Every entry must be repeated exactly. Exclude all pictures.

━━━━━━

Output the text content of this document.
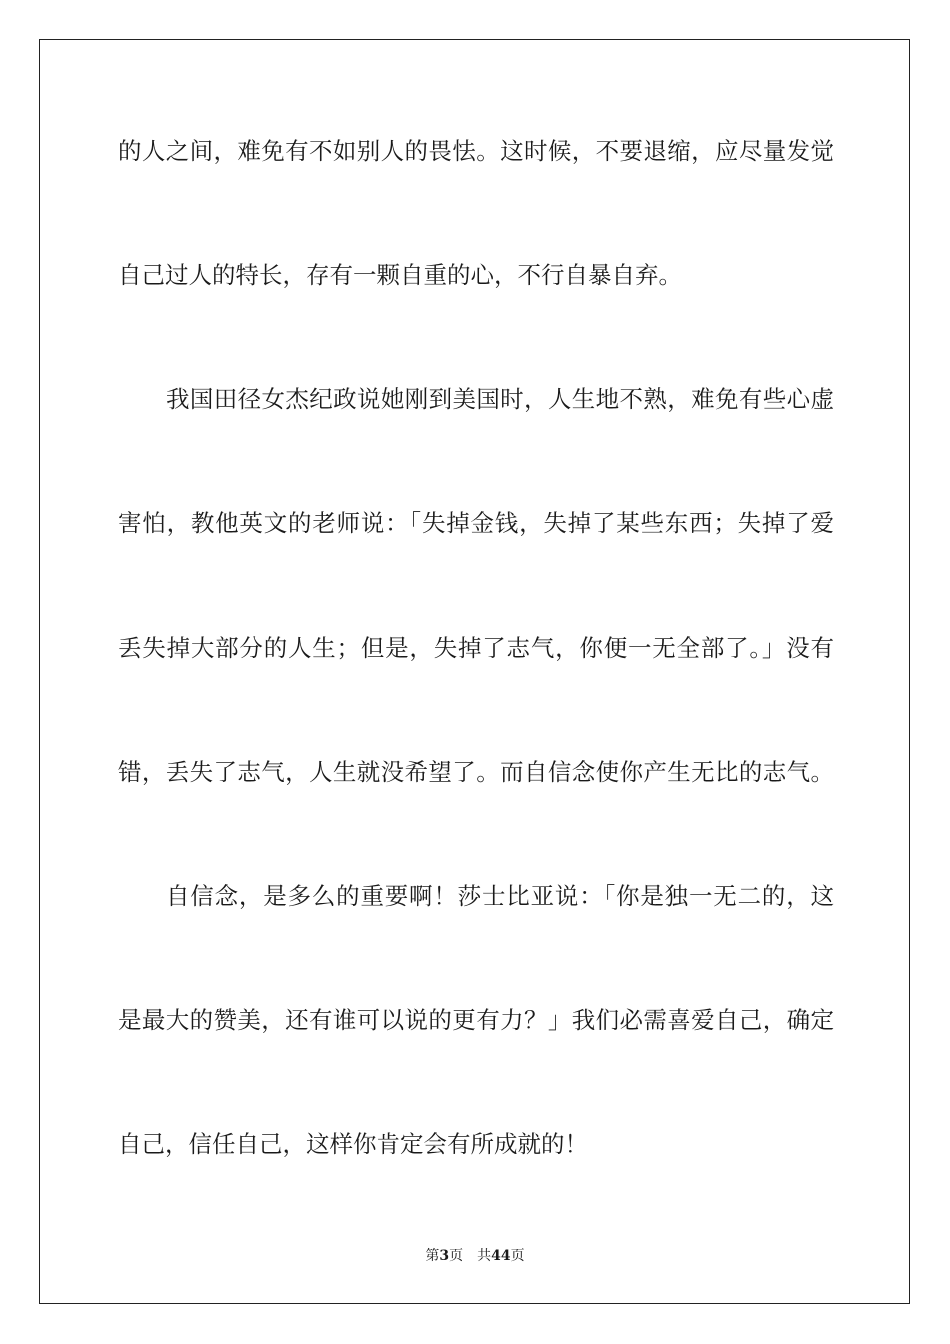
的人之间，难免有不如别人的畏怯。这时候，不要退缩，应尽量发觉
自己过人的特长，存有一颗自重的心，不行自暴自弃。
我国田径女杰纪政说她刚到美国时，人生地不熟，难免有些心虚
害怕，教他英文的老师说：「失掉金钱，失掉了某些东西；失掉了爱
丢失掉大部分的人生；但是，失掉了志气，你便一无全部了。」没有
错，丢失了志气，人生就没希望了。而自信念使你产生无比的志气。
自信念，是多么的重要啊！莎士比亚说：「你是独一无二的，这
是最大的赞美，还有谁可以说的更有力？」我们必需喜爱自己，确定
自己，信任自己，这样你肯定会有所成就的！
第3页 共44页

━━━━━━

- _Exercise response_
Output the text content of this document.
的人之间，难免有不如别人的畏怯。这时候，不要退缩，应尽量发觉
自己过人的特长，存有一颗自重的心，不行自暴自弃。
我国田径女杰纪政说她刚到美国时，人生地不熟，难免有些心虚
害怕，教他英文的老师说：「失掉金钱，失掉了某些东西；失掉了爱
丢失掉大部分的人生；但是，失掉了志气，你便一无全部了。」没有
错，丢失了志气，人生就没希望了。而自信念使你产生无比的志气。
自信念，是多么的重要啊！莎士比亚说：「你是独一无二的，这
是最大的赞美，还有谁可以说的更有力？」我们必需喜爱自己，确定
自己，信任自己，这样你肯定会有所成就的！
第3页 共44页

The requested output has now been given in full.